## The records:
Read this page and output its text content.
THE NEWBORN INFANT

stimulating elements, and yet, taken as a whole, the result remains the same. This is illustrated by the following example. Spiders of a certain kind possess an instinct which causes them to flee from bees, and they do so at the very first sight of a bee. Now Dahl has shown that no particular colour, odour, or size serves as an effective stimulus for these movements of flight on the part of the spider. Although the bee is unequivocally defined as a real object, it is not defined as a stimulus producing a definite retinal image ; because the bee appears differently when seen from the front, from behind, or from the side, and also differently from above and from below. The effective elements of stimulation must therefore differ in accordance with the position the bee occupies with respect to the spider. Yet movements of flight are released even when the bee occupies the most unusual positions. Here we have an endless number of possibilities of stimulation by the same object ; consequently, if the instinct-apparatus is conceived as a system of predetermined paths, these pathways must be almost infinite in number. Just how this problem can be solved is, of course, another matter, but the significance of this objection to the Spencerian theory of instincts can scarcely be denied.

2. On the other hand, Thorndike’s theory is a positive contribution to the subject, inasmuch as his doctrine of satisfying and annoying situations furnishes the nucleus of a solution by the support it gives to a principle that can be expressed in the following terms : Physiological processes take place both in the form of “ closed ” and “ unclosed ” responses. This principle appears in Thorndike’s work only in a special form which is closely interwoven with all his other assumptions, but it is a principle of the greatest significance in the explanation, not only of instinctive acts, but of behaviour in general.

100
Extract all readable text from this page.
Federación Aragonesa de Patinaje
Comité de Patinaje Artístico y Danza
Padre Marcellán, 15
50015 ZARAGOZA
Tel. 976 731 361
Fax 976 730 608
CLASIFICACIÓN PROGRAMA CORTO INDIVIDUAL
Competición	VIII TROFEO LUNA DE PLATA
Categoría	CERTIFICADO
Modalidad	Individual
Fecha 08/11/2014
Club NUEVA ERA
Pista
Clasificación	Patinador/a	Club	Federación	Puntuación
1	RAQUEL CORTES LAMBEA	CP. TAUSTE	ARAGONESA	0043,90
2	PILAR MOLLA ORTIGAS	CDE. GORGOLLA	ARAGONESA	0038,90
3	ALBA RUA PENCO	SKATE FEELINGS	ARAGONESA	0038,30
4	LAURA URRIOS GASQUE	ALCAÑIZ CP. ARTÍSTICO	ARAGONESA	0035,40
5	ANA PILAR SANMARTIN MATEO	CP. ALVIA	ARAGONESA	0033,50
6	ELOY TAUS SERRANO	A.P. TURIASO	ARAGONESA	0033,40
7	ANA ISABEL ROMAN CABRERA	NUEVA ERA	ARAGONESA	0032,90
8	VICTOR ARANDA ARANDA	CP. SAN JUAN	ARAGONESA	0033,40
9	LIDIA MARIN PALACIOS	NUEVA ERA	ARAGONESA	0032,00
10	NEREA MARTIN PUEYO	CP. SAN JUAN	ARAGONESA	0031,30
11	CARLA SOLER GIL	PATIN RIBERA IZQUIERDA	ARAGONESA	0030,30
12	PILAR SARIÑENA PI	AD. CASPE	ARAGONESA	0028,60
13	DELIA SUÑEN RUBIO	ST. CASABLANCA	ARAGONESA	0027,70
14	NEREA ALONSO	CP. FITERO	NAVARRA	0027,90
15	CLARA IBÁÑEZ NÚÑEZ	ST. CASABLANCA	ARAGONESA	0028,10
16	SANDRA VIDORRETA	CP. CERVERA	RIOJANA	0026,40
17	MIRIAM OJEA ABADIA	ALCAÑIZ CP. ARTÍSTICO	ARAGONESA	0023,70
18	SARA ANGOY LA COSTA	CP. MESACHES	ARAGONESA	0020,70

## Exercise:
Return nothing except the number of lines that include the string "page".

## Exercise output:
2